DATA EXTRACT
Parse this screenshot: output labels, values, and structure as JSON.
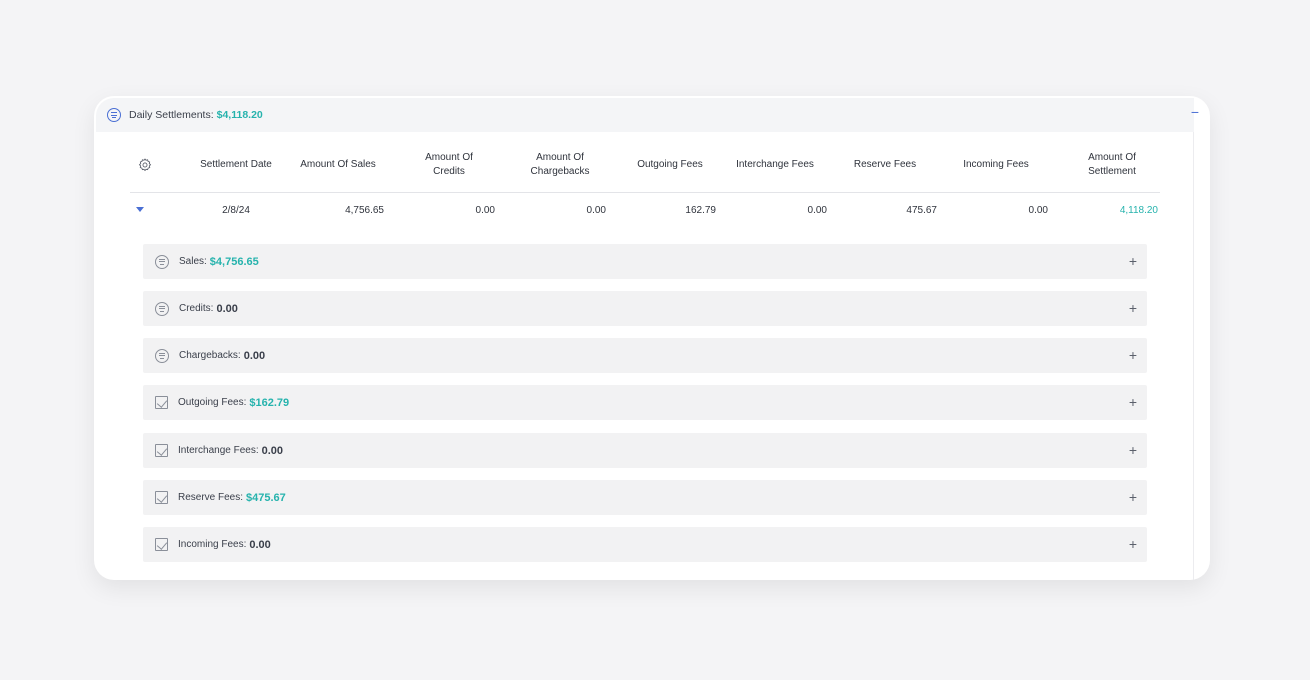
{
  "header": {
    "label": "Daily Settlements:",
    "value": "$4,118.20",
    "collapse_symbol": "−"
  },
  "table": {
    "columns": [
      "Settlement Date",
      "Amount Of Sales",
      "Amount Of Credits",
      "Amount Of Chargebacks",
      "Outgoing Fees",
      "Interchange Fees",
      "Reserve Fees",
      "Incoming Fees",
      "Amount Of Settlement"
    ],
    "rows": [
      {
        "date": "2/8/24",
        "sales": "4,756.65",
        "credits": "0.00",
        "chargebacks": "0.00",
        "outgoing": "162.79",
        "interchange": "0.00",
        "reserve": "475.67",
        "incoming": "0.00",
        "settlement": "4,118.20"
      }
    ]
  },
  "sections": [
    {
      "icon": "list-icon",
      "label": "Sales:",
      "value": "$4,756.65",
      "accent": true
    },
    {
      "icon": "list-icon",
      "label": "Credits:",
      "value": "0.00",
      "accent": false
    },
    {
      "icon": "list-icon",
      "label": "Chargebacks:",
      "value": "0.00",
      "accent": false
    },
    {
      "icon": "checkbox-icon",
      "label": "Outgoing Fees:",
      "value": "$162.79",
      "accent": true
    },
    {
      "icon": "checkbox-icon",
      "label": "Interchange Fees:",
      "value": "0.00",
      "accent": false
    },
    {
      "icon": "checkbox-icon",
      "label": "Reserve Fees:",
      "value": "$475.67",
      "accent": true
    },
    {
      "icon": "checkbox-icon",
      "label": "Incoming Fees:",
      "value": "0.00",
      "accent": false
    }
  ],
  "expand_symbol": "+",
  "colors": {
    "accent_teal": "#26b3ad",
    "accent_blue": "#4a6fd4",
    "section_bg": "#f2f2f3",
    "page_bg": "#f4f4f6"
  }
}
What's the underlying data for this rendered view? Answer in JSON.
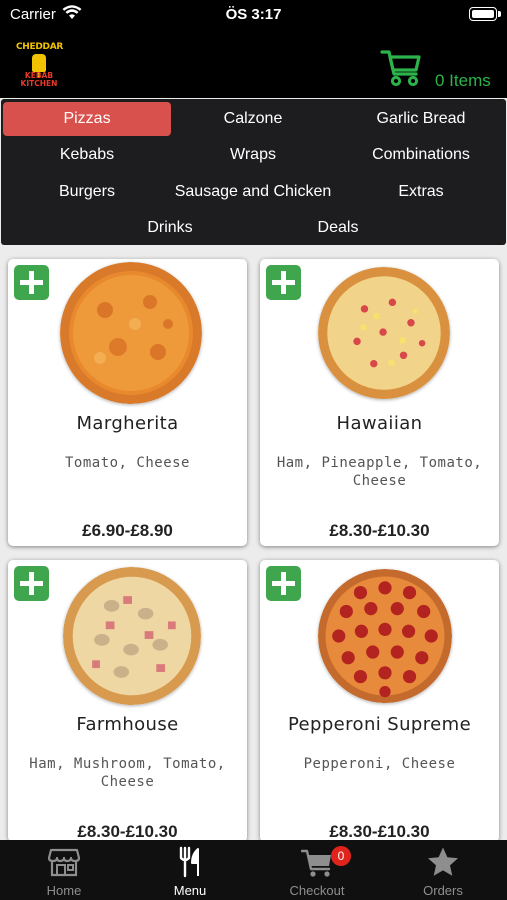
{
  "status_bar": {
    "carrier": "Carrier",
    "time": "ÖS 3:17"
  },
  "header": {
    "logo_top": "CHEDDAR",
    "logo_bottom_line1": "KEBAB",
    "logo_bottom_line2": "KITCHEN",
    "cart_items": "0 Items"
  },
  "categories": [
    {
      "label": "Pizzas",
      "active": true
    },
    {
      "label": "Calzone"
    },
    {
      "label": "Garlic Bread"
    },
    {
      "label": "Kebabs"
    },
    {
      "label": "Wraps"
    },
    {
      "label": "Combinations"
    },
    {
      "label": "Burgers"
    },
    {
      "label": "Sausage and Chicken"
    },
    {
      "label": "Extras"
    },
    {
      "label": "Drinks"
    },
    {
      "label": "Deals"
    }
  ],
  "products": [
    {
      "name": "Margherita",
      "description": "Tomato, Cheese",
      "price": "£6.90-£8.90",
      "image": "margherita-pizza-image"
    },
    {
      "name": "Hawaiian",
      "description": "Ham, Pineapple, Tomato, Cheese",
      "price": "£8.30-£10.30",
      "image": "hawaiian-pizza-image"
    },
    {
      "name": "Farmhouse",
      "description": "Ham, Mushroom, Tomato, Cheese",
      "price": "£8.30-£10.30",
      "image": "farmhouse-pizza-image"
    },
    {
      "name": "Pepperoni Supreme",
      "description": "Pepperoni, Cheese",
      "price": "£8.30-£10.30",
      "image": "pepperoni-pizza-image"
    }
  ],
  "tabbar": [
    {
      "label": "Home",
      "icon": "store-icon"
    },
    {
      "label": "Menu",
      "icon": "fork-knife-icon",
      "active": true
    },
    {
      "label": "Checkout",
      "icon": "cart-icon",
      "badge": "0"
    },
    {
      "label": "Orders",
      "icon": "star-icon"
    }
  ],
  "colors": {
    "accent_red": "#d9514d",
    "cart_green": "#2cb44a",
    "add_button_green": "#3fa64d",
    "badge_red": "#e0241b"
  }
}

---

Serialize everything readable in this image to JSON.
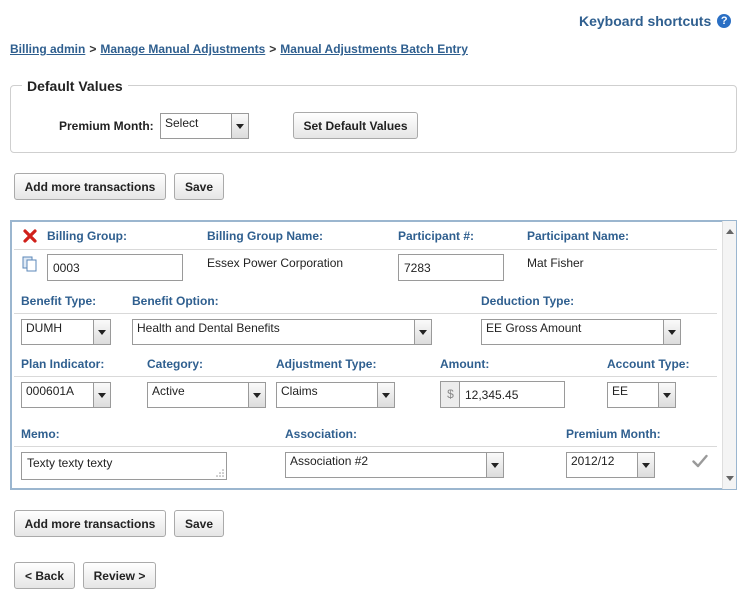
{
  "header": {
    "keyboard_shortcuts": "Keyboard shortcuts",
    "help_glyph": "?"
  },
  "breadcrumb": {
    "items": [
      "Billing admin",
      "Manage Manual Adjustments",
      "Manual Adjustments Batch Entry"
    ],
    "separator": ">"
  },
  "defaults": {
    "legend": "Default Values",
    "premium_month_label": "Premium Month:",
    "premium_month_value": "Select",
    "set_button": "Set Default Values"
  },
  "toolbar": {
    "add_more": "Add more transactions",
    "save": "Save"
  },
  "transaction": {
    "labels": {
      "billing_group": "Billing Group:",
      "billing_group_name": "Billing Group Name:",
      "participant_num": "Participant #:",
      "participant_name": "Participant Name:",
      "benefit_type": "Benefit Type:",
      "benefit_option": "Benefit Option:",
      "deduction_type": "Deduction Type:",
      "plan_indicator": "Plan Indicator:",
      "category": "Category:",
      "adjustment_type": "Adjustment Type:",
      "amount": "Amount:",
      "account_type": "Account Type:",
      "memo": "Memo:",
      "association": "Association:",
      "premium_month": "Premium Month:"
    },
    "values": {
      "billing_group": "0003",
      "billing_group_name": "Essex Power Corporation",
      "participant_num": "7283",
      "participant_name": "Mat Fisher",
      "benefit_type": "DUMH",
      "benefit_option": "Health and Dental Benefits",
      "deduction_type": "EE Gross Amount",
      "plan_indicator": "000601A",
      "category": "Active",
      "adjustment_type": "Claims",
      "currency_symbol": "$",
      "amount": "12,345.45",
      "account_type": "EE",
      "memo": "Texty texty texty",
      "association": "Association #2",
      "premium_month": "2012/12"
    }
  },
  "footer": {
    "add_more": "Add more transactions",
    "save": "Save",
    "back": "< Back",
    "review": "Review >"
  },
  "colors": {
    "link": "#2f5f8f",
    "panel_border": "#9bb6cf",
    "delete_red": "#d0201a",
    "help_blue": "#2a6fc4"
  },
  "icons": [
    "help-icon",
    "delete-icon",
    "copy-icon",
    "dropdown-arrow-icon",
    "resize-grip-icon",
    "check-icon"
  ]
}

EXERCISE
Looking back at the lines above, state how many contain the word "JSON", and supply nothing besides the number.

TASK RESPONSE
3